DATASET EXCERPTS:
# # #

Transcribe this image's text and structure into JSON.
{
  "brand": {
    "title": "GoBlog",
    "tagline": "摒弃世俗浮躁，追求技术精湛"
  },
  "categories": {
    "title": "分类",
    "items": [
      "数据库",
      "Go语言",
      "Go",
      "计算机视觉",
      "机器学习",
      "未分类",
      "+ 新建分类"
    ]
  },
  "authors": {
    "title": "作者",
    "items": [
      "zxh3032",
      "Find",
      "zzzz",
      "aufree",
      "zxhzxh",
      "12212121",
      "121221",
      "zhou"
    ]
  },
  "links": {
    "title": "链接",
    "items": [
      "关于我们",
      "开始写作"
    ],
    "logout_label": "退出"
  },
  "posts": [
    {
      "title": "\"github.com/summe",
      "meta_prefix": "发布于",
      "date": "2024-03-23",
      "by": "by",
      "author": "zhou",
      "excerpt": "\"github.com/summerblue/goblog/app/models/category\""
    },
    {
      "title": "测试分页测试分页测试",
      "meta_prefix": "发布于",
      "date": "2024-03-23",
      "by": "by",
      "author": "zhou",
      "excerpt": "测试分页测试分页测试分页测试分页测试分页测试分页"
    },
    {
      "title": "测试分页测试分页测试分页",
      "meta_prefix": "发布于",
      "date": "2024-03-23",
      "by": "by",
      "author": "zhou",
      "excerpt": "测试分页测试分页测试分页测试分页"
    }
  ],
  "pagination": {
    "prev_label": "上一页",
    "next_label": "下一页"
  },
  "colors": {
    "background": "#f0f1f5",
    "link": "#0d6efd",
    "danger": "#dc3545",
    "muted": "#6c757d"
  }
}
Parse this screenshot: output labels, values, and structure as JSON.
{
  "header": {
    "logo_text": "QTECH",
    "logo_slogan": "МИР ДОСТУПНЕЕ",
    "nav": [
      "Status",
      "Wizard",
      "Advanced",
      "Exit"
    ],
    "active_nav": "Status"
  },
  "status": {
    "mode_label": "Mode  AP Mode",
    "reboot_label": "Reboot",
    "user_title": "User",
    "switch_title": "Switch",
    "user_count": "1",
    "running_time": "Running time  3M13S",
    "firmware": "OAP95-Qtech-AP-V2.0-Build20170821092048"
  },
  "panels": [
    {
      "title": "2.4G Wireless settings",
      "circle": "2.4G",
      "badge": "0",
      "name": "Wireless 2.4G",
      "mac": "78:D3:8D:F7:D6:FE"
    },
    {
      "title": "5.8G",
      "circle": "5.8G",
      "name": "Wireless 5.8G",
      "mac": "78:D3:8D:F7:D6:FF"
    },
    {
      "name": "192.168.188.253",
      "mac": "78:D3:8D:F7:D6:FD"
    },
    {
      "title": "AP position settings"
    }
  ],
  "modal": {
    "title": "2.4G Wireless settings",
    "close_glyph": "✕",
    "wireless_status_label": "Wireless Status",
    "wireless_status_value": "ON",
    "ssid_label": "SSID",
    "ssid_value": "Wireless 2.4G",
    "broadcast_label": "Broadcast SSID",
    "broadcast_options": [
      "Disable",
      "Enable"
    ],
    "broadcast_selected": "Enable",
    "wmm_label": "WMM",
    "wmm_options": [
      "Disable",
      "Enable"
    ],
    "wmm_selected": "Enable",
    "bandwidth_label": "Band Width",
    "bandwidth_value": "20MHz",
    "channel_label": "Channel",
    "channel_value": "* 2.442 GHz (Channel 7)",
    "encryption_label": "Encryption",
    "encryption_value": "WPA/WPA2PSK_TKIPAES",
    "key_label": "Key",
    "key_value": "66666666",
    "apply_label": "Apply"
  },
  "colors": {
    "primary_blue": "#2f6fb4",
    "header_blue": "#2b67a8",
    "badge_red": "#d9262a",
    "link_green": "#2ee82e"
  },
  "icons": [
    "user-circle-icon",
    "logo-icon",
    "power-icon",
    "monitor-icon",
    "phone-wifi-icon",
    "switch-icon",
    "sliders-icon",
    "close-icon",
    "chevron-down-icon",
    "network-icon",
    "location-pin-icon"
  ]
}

# # #

AIM: List all lines where "Enable" occurs.

RESULT:
      "Enable"
    "broadcast_selected": "Enable",
      "Enable"
    "wmm_selected": "Enable",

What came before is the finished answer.